Dataset items
::::
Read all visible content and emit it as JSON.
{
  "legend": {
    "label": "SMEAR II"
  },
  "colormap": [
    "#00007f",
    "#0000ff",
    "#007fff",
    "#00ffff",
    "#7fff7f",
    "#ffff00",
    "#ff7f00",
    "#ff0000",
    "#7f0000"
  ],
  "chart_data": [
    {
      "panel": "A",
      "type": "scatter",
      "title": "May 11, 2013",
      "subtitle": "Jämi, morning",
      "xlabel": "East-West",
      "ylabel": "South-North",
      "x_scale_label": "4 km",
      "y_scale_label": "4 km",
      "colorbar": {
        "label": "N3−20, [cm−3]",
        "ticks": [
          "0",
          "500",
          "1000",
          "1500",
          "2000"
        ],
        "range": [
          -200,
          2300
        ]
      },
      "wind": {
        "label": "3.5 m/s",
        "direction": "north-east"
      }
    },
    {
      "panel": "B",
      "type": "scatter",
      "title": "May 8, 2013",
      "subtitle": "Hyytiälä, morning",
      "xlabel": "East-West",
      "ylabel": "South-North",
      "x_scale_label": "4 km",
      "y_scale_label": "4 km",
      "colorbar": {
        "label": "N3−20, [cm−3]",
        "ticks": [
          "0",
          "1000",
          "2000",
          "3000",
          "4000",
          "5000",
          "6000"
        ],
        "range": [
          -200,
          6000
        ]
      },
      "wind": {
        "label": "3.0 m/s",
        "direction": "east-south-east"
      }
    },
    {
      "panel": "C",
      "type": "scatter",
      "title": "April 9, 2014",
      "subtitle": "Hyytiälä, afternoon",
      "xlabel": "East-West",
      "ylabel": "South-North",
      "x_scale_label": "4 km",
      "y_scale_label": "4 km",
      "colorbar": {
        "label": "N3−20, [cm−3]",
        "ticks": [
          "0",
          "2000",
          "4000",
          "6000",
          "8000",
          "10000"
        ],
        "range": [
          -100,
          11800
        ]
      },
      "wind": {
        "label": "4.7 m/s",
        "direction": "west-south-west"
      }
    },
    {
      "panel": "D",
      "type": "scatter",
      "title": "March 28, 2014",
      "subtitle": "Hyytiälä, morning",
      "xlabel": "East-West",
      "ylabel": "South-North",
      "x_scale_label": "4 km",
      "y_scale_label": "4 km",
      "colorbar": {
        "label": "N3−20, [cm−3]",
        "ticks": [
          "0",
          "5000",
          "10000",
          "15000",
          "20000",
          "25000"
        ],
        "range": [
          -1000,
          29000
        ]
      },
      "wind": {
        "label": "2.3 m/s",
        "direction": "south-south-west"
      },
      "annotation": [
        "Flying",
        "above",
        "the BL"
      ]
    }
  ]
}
::::
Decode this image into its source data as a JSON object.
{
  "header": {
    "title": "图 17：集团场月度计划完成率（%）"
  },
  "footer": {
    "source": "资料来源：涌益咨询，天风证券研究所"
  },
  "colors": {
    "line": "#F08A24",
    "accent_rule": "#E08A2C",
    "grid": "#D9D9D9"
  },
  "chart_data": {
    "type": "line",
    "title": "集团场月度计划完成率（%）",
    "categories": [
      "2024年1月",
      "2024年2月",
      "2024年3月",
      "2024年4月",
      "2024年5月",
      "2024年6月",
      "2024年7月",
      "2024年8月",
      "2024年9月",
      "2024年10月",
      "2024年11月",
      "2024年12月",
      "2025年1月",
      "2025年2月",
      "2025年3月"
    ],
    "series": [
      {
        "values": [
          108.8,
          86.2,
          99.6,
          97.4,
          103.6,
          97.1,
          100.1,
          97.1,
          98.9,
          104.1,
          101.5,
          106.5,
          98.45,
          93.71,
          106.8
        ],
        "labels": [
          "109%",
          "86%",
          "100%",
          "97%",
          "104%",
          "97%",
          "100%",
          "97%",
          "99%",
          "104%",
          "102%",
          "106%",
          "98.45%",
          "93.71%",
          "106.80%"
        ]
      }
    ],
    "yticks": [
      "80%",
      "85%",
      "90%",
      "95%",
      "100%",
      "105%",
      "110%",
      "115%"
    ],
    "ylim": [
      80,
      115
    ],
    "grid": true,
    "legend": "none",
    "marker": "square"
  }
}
::::
Goal: Return all lines of the material above in which the word "subtitle" occurs.

Written response:
      "subtitle": "Jämi, morning",
      "subtitle": "Hyytiälä, morning",
      "subtitle": "Hyytiälä, afternoon",
      "subtitle": "Hyytiälä, morning",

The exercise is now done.